#### Task statement
Return all lines where the word "小组讨论" can be found.

#### The records
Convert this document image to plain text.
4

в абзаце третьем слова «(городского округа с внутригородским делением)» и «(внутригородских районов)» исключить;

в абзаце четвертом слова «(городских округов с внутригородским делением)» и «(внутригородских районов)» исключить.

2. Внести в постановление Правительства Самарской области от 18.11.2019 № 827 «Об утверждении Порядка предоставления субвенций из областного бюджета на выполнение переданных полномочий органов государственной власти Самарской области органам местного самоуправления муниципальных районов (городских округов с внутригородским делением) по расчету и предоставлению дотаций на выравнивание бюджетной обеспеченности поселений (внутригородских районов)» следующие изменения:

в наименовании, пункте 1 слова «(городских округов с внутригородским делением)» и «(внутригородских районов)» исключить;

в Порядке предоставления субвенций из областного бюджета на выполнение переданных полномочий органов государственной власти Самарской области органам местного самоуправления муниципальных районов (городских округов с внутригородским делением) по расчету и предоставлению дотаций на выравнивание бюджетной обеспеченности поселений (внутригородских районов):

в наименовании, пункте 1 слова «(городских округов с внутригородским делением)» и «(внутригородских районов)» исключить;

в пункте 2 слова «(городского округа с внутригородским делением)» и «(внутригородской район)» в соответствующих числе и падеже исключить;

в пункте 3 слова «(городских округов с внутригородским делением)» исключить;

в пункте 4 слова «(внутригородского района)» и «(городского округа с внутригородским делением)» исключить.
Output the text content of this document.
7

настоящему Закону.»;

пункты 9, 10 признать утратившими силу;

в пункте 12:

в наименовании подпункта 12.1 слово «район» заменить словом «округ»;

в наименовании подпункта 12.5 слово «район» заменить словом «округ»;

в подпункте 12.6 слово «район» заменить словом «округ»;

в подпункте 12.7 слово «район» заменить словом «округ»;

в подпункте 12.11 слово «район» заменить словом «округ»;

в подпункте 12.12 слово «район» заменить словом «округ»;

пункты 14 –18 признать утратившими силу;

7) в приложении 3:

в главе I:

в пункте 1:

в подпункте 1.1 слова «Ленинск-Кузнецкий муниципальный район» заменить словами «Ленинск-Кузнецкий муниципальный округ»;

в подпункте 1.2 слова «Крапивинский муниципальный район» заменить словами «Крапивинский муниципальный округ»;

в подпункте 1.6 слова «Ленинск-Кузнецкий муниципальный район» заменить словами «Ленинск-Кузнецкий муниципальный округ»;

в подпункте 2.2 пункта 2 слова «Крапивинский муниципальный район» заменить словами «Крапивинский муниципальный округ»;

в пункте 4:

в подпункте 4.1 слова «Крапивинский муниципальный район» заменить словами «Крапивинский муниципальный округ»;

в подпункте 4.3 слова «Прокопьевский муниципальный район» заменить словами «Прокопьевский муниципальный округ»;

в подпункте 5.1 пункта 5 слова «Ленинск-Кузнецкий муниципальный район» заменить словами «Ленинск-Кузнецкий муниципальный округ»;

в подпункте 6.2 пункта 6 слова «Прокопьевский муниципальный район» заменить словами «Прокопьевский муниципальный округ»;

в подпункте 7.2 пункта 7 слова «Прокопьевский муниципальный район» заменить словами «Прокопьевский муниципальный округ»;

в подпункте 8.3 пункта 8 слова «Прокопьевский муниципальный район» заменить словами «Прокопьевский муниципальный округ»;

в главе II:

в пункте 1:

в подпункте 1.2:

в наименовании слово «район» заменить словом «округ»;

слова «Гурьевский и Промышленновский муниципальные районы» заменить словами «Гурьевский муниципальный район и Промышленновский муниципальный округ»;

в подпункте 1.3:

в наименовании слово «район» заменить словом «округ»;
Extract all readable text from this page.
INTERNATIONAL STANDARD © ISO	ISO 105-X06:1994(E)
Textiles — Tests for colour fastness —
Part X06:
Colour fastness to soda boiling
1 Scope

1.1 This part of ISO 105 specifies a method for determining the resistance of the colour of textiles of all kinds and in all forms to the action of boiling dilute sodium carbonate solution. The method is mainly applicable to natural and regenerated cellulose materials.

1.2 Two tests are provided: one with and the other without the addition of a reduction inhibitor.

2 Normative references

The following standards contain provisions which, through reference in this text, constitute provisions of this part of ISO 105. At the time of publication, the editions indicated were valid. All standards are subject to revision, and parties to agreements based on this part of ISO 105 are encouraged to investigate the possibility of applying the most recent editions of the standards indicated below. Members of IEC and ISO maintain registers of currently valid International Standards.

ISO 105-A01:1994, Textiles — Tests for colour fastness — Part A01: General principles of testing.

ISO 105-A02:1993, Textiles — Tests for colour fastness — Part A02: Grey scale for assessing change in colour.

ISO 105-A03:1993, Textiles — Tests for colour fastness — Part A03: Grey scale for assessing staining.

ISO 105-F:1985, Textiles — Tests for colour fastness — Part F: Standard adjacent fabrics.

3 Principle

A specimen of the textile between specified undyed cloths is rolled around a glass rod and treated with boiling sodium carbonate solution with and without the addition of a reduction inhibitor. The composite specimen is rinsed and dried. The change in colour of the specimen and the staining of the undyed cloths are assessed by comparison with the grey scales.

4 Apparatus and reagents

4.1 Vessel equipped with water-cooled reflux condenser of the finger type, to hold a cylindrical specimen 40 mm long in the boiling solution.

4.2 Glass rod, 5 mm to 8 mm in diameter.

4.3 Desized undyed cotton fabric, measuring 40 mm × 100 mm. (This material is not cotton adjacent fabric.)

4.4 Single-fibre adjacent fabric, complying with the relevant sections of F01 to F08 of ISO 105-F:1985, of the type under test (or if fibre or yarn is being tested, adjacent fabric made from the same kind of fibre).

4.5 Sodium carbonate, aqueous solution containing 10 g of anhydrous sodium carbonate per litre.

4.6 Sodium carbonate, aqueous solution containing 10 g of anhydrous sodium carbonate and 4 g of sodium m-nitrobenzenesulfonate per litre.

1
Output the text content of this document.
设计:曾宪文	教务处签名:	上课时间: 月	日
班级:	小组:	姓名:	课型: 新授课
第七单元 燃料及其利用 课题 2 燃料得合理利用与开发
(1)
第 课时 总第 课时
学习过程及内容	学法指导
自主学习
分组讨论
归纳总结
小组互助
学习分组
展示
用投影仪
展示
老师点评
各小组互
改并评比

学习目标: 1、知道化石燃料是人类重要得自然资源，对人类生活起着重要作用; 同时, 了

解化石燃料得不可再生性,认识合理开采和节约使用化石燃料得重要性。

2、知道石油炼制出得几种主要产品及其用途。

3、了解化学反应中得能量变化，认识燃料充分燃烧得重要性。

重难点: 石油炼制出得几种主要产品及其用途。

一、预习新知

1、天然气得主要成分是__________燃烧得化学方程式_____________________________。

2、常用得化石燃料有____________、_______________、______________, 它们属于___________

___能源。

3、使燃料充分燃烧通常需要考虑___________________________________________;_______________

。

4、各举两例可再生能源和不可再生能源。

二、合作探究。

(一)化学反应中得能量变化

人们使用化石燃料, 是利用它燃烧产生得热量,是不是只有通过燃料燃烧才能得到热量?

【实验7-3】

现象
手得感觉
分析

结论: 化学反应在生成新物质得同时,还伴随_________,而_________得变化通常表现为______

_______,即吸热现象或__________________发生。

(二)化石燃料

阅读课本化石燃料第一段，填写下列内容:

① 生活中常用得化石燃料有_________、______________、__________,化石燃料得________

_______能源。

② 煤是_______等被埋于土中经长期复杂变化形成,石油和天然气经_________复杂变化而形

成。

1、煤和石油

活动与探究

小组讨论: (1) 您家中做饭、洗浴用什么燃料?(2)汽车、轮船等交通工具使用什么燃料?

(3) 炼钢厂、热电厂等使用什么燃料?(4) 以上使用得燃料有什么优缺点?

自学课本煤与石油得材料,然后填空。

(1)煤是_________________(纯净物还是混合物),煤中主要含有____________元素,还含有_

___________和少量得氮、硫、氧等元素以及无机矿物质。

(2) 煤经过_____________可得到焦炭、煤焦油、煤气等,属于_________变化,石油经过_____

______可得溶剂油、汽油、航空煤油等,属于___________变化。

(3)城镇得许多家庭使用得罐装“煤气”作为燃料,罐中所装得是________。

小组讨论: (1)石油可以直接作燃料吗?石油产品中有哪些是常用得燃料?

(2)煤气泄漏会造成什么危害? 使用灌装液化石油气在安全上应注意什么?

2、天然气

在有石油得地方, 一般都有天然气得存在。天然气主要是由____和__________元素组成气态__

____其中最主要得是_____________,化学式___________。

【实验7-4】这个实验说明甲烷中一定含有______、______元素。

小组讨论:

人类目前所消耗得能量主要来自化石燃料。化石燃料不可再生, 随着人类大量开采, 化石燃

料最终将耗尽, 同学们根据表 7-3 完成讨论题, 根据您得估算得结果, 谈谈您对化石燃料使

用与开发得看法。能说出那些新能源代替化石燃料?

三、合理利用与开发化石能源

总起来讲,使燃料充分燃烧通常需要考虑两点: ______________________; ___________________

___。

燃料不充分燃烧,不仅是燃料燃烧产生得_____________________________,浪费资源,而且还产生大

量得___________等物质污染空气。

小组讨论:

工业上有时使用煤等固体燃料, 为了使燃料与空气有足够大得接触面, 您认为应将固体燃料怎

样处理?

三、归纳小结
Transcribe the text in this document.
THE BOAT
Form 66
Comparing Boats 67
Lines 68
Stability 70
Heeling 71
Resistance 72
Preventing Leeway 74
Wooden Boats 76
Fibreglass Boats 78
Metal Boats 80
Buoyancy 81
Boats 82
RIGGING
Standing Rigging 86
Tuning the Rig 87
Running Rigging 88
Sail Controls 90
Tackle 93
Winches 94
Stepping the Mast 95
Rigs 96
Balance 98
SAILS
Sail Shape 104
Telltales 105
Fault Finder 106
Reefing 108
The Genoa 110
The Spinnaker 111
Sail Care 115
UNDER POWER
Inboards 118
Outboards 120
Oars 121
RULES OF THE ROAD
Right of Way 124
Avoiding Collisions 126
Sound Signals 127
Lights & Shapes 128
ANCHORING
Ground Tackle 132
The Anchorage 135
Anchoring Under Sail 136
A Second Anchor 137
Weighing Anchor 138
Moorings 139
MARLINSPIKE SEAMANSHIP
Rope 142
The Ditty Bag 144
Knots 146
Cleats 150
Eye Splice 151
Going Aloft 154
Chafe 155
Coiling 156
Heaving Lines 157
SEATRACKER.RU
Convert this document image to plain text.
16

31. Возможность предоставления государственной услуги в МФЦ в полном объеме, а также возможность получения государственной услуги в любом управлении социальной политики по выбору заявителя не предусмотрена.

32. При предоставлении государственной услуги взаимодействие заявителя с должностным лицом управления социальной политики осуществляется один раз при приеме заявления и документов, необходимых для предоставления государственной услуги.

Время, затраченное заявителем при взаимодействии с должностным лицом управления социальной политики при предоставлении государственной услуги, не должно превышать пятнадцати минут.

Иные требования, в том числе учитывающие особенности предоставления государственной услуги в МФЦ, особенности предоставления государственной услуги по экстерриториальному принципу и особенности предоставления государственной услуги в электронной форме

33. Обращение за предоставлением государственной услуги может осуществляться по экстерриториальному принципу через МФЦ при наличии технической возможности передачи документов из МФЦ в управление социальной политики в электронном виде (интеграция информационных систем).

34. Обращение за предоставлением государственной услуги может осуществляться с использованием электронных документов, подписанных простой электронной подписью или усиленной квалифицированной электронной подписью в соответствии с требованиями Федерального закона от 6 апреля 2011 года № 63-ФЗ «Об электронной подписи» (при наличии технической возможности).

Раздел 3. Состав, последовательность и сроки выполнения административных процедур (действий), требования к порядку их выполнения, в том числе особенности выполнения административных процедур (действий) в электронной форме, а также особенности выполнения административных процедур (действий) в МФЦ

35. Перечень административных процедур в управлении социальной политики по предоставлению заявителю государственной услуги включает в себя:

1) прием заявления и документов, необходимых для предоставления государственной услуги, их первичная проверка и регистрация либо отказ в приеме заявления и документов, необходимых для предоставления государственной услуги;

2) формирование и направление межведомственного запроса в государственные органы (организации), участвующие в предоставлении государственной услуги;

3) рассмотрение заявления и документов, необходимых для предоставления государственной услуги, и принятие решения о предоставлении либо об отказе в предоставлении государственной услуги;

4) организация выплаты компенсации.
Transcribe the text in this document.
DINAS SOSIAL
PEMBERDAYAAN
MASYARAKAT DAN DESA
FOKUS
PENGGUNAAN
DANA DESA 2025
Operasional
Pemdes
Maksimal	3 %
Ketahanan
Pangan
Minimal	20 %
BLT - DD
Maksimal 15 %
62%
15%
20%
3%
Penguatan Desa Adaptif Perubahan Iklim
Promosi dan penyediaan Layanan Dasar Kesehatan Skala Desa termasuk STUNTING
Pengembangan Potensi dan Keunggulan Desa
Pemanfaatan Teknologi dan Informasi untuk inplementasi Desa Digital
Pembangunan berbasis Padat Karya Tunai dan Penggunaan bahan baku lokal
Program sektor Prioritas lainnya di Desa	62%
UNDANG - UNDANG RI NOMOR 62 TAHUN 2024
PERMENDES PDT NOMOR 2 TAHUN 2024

#### Written solution
小组讨论: (1) 您家中做饭、洗浴用什么燃料?(2)汽车、轮船等交通工具使用什么燃料?
小组讨论: (1)石油可以直接作燃料吗?石油产品中有哪些是常用得燃料?
小组讨论:
小组讨论:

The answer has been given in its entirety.